## start
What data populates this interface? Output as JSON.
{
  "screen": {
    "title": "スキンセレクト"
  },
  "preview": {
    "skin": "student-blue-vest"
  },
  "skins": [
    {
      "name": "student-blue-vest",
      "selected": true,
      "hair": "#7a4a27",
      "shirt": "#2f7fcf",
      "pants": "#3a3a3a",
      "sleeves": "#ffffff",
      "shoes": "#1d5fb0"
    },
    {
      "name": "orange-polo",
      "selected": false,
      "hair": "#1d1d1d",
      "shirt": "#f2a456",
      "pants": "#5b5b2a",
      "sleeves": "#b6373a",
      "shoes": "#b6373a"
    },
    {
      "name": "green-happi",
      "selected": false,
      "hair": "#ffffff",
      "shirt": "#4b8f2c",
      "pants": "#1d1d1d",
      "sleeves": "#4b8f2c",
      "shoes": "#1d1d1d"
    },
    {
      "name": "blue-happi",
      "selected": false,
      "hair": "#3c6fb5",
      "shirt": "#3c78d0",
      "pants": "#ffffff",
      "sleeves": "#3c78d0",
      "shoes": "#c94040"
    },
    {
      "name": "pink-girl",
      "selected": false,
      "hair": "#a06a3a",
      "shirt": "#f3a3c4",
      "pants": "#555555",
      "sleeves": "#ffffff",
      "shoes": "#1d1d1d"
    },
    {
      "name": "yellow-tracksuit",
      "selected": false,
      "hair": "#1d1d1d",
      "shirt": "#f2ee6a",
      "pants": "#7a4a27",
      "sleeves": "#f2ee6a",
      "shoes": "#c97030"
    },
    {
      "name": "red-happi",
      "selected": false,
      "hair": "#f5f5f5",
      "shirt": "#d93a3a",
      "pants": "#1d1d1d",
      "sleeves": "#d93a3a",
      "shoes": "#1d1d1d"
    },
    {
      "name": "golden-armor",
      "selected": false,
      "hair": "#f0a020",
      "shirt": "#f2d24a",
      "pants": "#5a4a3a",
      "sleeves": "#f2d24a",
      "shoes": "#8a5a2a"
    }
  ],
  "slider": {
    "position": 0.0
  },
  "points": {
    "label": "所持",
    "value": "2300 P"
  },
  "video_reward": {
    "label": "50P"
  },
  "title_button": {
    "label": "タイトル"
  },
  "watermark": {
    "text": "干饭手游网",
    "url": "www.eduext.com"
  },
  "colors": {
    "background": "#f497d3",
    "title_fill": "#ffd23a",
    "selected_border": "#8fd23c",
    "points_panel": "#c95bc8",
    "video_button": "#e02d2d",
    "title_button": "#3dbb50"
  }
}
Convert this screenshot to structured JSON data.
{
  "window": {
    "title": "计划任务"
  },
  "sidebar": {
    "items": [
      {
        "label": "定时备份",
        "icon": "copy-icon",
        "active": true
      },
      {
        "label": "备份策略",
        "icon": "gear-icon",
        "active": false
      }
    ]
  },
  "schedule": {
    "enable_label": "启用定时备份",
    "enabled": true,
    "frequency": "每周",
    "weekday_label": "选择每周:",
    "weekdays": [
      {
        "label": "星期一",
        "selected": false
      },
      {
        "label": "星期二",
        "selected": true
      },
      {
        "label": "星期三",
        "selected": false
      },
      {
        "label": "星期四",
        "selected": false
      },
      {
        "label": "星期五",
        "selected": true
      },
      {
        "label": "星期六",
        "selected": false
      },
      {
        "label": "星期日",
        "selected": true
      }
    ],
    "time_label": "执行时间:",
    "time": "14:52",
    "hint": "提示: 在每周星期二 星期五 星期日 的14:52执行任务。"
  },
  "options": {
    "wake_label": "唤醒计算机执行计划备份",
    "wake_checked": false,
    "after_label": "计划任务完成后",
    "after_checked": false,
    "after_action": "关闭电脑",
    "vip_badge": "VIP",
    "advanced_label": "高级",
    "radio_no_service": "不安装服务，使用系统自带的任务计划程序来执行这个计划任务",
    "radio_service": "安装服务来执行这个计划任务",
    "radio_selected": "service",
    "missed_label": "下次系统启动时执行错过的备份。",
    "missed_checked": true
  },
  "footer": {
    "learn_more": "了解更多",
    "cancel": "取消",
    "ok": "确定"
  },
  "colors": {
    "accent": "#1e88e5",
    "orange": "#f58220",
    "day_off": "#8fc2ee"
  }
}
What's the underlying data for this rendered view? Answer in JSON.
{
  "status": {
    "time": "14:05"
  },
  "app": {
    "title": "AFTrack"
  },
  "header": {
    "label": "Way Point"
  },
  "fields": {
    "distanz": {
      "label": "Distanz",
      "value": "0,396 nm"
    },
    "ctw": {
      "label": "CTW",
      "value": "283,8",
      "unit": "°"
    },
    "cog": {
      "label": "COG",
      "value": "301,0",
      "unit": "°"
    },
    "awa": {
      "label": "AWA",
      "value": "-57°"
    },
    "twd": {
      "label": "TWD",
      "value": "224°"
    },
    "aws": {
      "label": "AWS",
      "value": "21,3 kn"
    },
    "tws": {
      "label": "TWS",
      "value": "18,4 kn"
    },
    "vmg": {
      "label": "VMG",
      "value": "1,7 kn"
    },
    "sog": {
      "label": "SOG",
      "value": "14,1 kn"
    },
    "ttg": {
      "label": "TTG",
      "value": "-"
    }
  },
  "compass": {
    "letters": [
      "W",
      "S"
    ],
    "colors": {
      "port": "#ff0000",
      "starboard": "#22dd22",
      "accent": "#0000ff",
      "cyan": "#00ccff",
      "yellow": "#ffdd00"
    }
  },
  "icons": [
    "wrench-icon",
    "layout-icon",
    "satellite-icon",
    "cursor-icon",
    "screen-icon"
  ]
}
## end
Instructions for the task:
Each record above should be repeated exactly as it appears.

Exercise solution:
What data populates this interface? Output as JSON.
{
  "screen": {
    "title": "スキンセレクト"
  },
  "preview": {
    "skin": "student-blue-vest"
  },
  "skins": [
    {
      "name": "student-blue-vest",
      "selected": true,
      "hair": "#7a4a27",
      "shirt": "#2f7fcf",
      "pants": "#3a3a3a",
      "sleeves": "#ffffff",
      "shoes": "#1d5fb0"
    },
    {
      "name": "orange-polo",
      "selected": false,
      "hair": "#1d1d1d",
      "shirt": "#f2a456",
      "pants": "#5b5b2a",
      "sleeves": "#b6373a",
      "shoes": "#b6373a"
    },
    {
      "name": "green-happi",
      "selected": false,
      "hair": "#ffffff",
      "shirt": "#4b8f2c",
      "pants": "#1d1d1d",
      "sleeves": "#4b8f2c",
      "shoes": "#1d1d1d"
    },
    {
      "name": "blue-happi",
      "selected": false,
      "hair": "#3c6fb5",
      "shirt": "#3c78d0",
      "pants": "#ffffff",
      "sleeves": "#3c78d0",
      "shoes": "#c94040"
    },
    {
      "name": "pink-girl",
      "selected": false,
      "hair": "#a06a3a",
      "shirt": "#f3a3c4",
      "pants": "#555555",
      "sleeves": "#ffffff",
      "shoes": "#1d1d1d"
    },
    {
      "name": "yellow-tracksuit",
      "selected": false,
      "hair": "#1d1d1d",
      "shirt": "#f2ee6a",
      "pants": "#7a4a27",
      "sleeves": "#f2ee6a",
      "shoes": "#c97030"
    },
    {
      "name": "red-happi",
      "selected": false,
      "hair": "#f5f5f5",
      "shirt": "#d93a3a",
      "pants": "#1d1d1d",
      "sleeves": "#d93a3a",
      "shoes": "#1d1d1d"
    },
    {
      "name": "golden-armor",
      "selected": false,
      "hair": "#f0a020",
      "shirt": "#f2d24a",
      "pants": "#5a4a3a",
      "sleeves": "#f2d24a",
      "shoes": "#8a5a2a"
    }
  ],
  "slider": {
    "position": 0.0
  },
  "points": {
    "label": "所持",
    "value": "2300 P"
  },
  "video_reward": {
    "label": "50P"
  },
  "title_button": {
    "label": "タイトル"
  },
  "watermark": {
    "text": "干饭手游网",
    "url": "www.eduext.com"
  },
  "colors": {
    "background": "#f497d3",
    "title_fill": "#ffd23a",
    "selected_border": "#8fd23c",
    "points_panel": "#c95bc8",
    "video_button": "#e02d2d",
    "title_button": "#3dbb50"
  }
}
Convert this screenshot to structured JSON data.
{
  "window": {
    "title": "计划任务"
  },
  "sidebar": {
    "items": [
      {
        "label": "定时备份",
        "icon": "copy-icon",
        "active": true
      },
      {
        "label": "备份策略",
        "icon": "gear-icon",
        "active": false
      }
    ]
  },
  "schedule": {
    "enable_label": "启用定时备份",
    "enabled": true,
    "frequency": "每周",
    "weekday_label": "选择每周:",
    "weekdays": [
      {
        "label": "星期一",
        "selected": false
      },
      {
        "label": "星期二",
        "selected": true
      },
      {
        "label": "星期三",
        "selected": false
      },
      {
        "label": "星期四",
        "selected": false
      },
      {
        "label": "星期五",
        "selected": true
      },
      {
        "label": "星期六",
        "selected": false
      },
      {
        "label": "星期日",
        "selected": true
      }
    ],
    "time_label": "执行时间:",
    "time": "14:52",
    "hint": "提示: 在每周星期二 星期五 星期日 的14:52执行任务。"
  },
  "options": {
    "wake_label": "唤醒计算机执行计划备份",
    "wake_checked": false,
    "after_label": "计划任务完成后",
    "after_checked": false,
    "after_action": "关闭电脑",
    "vip_badge": "VIP",
    "advanced_label": "高级",
    "radio_no_service": "不安装服务，使用系统自带的任务计划程序来执行这个计划任务",
    "radio_service": "安装服务来执行这个计划任务",
    "radio_selected": "service",
    "missed_label": "下次系统启动时执行错过的备份。",
    "missed_checked": true
  },
  "footer": {
    "learn_more": "了解更多",
    "cancel": "取消",
    "ok": "确定"
  },
  "colors": {
    "accent": "#1e88e5",
    "orange": "#f58220",
    "day_off": "#8fc2ee"
  }
}
What's the underlying data for this rendered view? Answer in JSON.
{
  "status": {
    "time": "14:05"
  },
  "app": {
    "title": "AFTrack"
  },
  "header": {
    "label": "Way Point"
  },
  "fields": {
    "distanz": {
      "label": "Distanz",
      "value": "0,396 nm"
    },
    "ctw": {
      "label": "CTW",
      "value": "283,8",
      "unit": "°"
    },
    "cog": {
      "label": "COG",
      "value": "301,0",
      "unit": "°"
    },
    "awa": {
      "label": "AWA",
      "value": "-57°"
    },
    "twd": {
      "label": "TWD",
      "value": "224°"
    },
    "aws": {
      "label": "AWS",
      "value": "21,3 kn"
    },
    "tws": {
      "label": "TWS",
      "value": "18,4 kn"
    },
    "vmg": {
      "label": "VMG",
      "value": "1,7 kn"
    },
    "sog": {
      "label": "SOG",
      "value": "14,1 kn"
    },
    "ttg": {
      "label": "TTG",
      "value": "-"
    }
  },
  "compass": {
    "letters": [
      "W",
      "S"
    ],
    "colors": {
      "port": "#ff0000",
      "starboard": "#22dd22",
      "accent": "#0000ff",
      "cyan": "#00ccff",
      "yellow": "#ffdd00"
    }
  },
  "icons": [
    "wrench-icon",
    "layout-icon",
    "satellite-icon",
    "cursor-icon",
    "screen-icon"
  ]
}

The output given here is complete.